Records contained in a dataset
--- begin ---

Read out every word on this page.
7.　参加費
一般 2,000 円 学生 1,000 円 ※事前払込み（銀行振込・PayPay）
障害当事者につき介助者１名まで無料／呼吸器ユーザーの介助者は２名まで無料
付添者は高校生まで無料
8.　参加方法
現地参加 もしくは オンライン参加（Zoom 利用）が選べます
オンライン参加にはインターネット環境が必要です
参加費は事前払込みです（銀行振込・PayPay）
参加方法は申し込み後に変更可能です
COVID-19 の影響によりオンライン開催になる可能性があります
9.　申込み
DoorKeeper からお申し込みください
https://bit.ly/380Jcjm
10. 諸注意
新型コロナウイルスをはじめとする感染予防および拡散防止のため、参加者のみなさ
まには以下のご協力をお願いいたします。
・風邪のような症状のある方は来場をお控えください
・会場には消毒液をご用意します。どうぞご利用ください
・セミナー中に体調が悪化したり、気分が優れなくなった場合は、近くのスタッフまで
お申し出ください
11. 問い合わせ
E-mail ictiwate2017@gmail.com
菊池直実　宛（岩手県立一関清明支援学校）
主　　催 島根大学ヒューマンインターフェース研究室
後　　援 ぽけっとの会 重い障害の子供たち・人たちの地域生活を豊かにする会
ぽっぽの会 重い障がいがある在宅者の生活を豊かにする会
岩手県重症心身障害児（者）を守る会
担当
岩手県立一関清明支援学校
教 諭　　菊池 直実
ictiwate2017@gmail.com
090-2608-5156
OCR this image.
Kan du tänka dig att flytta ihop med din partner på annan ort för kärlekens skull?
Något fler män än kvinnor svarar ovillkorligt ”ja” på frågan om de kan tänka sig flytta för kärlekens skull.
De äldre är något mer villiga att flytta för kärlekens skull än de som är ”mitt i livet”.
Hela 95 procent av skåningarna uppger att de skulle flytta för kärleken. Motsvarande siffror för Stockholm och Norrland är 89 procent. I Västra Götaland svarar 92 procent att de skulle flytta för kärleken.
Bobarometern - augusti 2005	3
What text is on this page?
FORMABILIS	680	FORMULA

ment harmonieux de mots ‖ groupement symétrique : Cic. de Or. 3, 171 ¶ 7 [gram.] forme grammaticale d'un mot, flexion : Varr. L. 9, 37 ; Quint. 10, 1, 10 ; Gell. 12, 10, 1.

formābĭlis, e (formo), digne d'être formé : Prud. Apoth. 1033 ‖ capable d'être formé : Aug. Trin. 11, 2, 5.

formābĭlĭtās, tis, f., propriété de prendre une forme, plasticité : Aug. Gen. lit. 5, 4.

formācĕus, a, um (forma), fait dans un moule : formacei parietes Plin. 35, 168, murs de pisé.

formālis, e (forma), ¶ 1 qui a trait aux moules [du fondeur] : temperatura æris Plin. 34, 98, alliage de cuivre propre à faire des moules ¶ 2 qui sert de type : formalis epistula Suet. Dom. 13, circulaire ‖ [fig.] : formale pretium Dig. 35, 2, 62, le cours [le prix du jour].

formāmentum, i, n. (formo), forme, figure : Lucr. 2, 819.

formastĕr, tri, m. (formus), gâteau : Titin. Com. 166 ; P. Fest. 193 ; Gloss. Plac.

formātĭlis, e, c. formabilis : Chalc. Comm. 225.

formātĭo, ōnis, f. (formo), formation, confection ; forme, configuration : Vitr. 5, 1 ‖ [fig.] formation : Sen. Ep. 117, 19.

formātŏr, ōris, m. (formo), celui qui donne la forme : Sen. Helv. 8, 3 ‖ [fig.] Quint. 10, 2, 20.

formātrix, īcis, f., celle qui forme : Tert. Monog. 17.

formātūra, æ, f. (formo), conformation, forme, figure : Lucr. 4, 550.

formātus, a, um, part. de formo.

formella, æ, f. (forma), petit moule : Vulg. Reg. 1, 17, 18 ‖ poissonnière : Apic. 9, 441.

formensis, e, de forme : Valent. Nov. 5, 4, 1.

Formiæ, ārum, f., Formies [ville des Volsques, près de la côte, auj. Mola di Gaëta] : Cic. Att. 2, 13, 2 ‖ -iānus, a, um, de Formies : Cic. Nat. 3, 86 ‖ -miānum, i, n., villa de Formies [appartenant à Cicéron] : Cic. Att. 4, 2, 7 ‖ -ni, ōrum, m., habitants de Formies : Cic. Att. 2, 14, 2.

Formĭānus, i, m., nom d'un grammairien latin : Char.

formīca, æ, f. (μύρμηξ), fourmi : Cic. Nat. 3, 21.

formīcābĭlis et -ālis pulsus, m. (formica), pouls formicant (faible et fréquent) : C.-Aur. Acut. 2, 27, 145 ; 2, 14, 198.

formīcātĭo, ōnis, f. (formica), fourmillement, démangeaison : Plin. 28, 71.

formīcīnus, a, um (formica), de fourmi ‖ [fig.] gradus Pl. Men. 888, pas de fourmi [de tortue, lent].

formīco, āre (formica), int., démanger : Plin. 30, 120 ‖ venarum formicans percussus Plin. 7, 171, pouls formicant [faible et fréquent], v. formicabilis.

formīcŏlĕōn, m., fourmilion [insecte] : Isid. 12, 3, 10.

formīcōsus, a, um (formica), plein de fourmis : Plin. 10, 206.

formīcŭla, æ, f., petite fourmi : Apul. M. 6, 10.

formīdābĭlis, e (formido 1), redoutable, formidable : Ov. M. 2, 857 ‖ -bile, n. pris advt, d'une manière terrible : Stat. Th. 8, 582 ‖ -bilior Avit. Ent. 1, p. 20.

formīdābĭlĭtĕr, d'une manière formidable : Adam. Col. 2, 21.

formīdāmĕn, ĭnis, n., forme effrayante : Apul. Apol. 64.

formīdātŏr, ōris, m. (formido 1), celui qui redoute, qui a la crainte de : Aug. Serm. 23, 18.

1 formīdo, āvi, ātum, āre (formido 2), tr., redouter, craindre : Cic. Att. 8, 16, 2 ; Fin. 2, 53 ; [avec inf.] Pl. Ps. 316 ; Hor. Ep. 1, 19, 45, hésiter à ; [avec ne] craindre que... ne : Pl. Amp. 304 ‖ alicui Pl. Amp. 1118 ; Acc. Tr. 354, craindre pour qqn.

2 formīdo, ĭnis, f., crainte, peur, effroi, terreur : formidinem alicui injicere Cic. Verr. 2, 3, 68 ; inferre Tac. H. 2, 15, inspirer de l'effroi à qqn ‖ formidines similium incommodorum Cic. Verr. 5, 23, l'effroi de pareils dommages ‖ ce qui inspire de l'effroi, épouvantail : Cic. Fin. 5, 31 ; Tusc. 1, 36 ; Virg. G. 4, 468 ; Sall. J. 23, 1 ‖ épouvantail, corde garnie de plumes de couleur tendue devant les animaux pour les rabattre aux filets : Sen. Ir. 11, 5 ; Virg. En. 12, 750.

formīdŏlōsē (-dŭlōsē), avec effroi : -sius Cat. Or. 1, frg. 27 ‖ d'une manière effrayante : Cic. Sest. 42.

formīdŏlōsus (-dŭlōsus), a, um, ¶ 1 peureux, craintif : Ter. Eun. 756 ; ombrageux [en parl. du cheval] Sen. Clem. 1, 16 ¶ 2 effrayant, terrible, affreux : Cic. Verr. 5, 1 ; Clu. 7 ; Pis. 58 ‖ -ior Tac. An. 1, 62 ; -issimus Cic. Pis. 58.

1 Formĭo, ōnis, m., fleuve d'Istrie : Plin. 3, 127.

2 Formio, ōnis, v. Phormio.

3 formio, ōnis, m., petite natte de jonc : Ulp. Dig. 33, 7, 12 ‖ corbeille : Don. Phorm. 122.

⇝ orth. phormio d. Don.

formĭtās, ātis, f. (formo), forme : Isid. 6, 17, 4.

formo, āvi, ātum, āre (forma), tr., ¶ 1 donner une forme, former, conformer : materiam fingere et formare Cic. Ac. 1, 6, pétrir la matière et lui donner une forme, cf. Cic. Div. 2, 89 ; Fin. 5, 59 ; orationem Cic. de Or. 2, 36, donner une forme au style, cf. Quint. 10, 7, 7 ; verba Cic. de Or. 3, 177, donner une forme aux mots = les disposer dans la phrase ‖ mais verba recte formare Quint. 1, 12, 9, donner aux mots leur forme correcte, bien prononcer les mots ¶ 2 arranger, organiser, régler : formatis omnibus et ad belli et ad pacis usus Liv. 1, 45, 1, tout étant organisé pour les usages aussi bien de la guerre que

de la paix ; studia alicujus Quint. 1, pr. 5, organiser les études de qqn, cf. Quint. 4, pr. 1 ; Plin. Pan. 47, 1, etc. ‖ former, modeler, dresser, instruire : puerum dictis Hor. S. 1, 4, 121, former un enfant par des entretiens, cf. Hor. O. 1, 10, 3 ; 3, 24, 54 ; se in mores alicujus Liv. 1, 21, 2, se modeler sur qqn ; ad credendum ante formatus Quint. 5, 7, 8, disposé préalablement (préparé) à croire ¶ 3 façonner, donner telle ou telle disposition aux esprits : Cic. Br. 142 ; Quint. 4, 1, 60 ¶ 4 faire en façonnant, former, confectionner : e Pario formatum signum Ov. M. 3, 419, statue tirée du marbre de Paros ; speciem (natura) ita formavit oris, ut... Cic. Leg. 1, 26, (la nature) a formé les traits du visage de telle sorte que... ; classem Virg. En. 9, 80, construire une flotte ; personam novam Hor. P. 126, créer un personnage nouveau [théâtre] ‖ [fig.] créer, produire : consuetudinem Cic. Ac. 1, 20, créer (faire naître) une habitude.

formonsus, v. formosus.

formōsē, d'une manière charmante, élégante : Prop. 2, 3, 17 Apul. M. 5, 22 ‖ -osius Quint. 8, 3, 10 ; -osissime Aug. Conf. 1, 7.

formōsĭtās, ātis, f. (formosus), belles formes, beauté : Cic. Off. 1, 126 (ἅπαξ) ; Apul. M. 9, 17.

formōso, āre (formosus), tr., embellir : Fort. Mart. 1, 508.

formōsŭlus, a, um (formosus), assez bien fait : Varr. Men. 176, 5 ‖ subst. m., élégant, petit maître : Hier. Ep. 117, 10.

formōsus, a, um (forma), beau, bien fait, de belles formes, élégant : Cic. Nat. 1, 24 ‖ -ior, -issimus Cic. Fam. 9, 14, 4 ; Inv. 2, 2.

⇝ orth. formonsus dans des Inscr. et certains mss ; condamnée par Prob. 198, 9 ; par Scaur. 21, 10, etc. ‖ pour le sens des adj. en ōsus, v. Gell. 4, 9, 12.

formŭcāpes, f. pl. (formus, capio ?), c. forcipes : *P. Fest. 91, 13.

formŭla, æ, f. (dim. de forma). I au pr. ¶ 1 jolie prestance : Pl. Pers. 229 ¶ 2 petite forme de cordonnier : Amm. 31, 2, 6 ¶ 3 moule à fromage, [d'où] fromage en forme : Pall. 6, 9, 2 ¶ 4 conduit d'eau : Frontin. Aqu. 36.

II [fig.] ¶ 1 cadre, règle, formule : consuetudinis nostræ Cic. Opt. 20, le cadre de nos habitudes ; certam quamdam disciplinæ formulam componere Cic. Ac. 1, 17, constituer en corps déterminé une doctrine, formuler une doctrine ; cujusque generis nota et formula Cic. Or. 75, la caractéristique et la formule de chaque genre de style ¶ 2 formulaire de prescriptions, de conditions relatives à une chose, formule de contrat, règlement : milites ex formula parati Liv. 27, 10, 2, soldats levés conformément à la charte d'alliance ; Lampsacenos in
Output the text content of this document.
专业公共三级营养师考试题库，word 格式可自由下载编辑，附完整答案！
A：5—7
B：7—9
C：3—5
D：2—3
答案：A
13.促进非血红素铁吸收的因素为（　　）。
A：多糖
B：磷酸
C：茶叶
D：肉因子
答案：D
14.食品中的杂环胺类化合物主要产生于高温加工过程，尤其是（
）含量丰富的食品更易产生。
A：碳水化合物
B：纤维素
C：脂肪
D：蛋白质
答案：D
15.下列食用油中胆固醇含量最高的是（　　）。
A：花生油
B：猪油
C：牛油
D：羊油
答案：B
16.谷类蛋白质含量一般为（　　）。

--- end ---

(PROBLEM DETAILS):
Reproduce each line holding the word "alicui".

(ANSWER BELOW):
1 formīdo, āvi, ātum, āre (formido 2), tr., redouter, craindre : Cic. Att. 8, 16, 2 ; Fin. 2, 53 ; [avec inf.] Pl. Ps. 316 ; Hor. Ep. 1, 19, 45, hésiter à ; [avec ne] craindre que... ne : Pl. Amp. 304 ‖ alicui Pl. Amp. 1118 ; Acc. Tr. 354, craindre pour qqn.
2 formīdo, ĭnis, f., crainte, peur, effroi, terreur : formidinem alicui injicere Cic. Verr. 2, 3, 68 ; inferre Tac. H. 2, 15, inspirer de l'effroi à qqn ‖ formidines similium incommodorum Cic. Verr. 5, 23, l'effroi de pareils dommages ‖ ce qui inspire de l'effroi, épouvantail : Cic. Fin. 5, 31 ; Tusc. 1, 36 ; Virg. G. 4, 468 ; Sall. J. 23, 1 ‖ épouvantail, corde garnie de plumes de couleur tendue devant les animaux pour les rabattre aux filets : Sen. Ir. 11, 5 ; Virg. En. 12, 750.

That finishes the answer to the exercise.